# Selected extract
We met last summer at an outdoor food festival. Our time together was brief, but I was smitten. While I knew our paths would cross again, I didn’t know if the infatuation would still be there. With these types of things, it rarely is. As it turned out, the second encounter was even better than I remembered the first time around, and so was the third.

Now I can say, without a doubt, that the genius of chef Sarah Grueneberg’s prosciutto butter toast wasn’t a fluke. Rather, the simple-sounding snack of lightly toasted multigrain bread spread with prosciutto-infused butter and topped with dill, candied Meyer lemon and thinly sliced radishes is a dish worth pining over. And the same can be said for pretty much all the dishes at Monteverde, her and partner Meg Sahs’ (Terzo Piano) new Italian-inspired restaurant.

# Data section
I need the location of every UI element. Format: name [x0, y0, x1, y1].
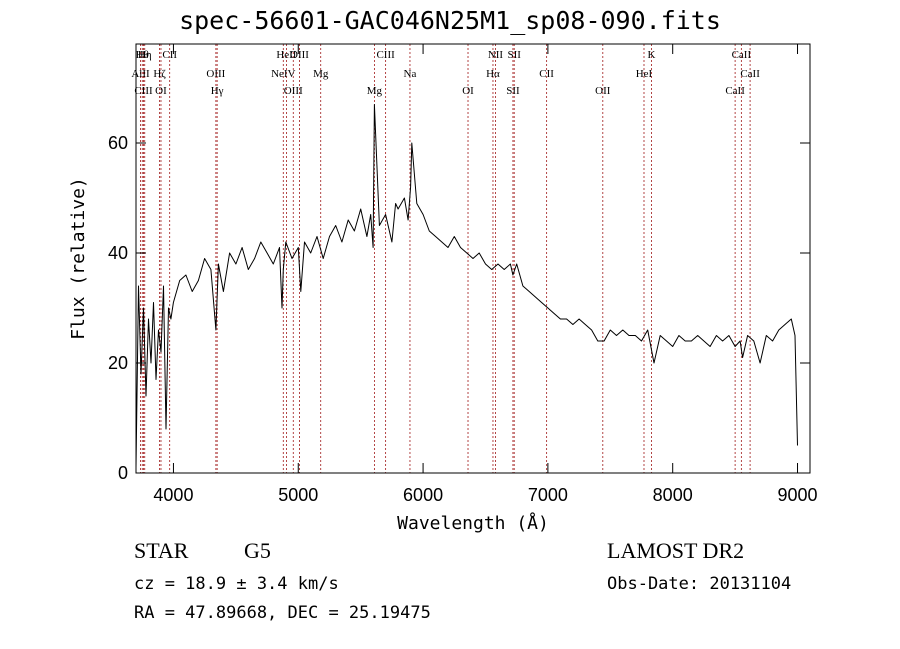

# To-do list
a - Repeat the passage from the Monteverde review word for word, starting with "Now I can say, without" and going on through "new Italian-inspired restaurant.".
b - Using the Monteverde review, mark each statement yes or no and quote the words that decide it: (i) The toast is made with lightly toasted multigrain bread. (ii) Monteverde is a new French-inspired restaurant. (iii) The toast is topped with dill, candied Meyer lemon and thinly sliced radishes.

# Results for the exercise
a -
Now I can say, without a doubt, that the genius of chef Sarah Grueneberg’s prosciutto butter toast wasn’t a fluke. Rather, the simple-sounding snack of lightly toasted multigrain bread spread with prosciutto-infused butter and topped with dill, candied Meyer lemon and thinly sliced radishes is a dish worth pining over. And the same can be said for pretty much all the dishes at Monteverde, her and partner Meg Sahs’ (Terzo Piano) new Italian-inspired restaurant.

b -
(i) Yes: "lightly toasted multigrain bread"
(ii) No: "new Italian-inspired restaurant"
(iii) Yes: "topped with dill, candied Meyer lemon and thinly sliced radishes"